Stated task » Read the records and write them out again exactly.
(begin)
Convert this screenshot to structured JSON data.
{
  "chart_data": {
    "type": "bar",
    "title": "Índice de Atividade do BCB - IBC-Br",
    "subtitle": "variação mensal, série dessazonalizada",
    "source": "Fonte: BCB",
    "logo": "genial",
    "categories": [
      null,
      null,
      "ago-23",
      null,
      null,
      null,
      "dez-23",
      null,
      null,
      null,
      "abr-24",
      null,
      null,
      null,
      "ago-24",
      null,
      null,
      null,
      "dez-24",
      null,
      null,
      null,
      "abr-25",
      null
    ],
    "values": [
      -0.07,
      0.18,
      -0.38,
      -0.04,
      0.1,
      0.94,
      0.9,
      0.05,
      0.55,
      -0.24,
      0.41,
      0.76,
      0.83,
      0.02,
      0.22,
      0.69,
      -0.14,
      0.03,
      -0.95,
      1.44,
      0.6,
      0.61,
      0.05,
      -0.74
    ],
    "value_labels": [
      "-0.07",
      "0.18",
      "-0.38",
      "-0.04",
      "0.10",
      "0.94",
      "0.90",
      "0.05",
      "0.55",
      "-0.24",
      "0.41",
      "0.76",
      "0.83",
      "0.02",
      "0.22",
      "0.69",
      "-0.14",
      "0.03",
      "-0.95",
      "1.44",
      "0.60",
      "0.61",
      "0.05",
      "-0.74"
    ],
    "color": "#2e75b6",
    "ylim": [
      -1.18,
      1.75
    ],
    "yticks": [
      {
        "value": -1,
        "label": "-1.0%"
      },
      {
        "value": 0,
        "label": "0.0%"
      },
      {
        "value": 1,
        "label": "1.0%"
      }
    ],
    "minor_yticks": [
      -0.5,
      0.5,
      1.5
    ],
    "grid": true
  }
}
(end)
Result for this exercise »
Convert this screenshot to structured JSON data.
{
  "chart_data": {
    "type": "bar",
    "title": "Índice de Atividade do BCB - IBC-Br",
    "subtitle": "variação mensal, série dessazonalizada",
    "source": "Fonte: BCB",
    "logo": "genial",
    "categories": [
      null,
      null,
      "ago-23",
      null,
      null,
      null,
      "dez-23",
      null,
      null,
      null,
      "abr-24",
      null,
      null,
      null,
      "ago-24",
      null,
      null,
      null,
      "dez-24",
      null,
      null,
      null,
      "abr-25",
      null
    ],
    "values": [
      -0.07,
      0.18,
      -0.38,
      -0.04,
      0.1,
      0.94,
      0.9,
      0.05,
      0.55,
      -0.24,
      0.41,
      0.76,
      0.83,
      0.02,
      0.22,
      0.69,
      -0.14,
      0.03,
      -0.95,
      1.44,
      0.6,
      0.61,
      0.05,
      -0.74
    ],
    "value_labels": [
      "-0.07",
      "0.18",
      "-0.38",
      "-0.04",
      "0.10",
      "0.94",
      "0.90",
      "0.05",
      "0.55",
      "-0.24",
      "0.41",
      "0.76",
      "0.83",
      "0.02",
      "0.22",
      "0.69",
      "-0.14",
      "0.03",
      "-0.95",
      "1.44",
      "0.60",
      "0.61",
      "0.05",
      "-0.74"
    ],
    "color": "#2e75b6",
    "ylim": [
      -1.18,
      1.75
    ],
    "yticks": [
      {
        "value": -1,
        "label": "-1.0%"
      },
      {
        "value": 0,
        "label": "0.0%"
      },
      {
        "value": 1,
        "label": "1.0%"
      }
    ],
    "minor_yticks": [
      -0.5,
      0.5,
      1.5
    ],
    "grid": true
  }
}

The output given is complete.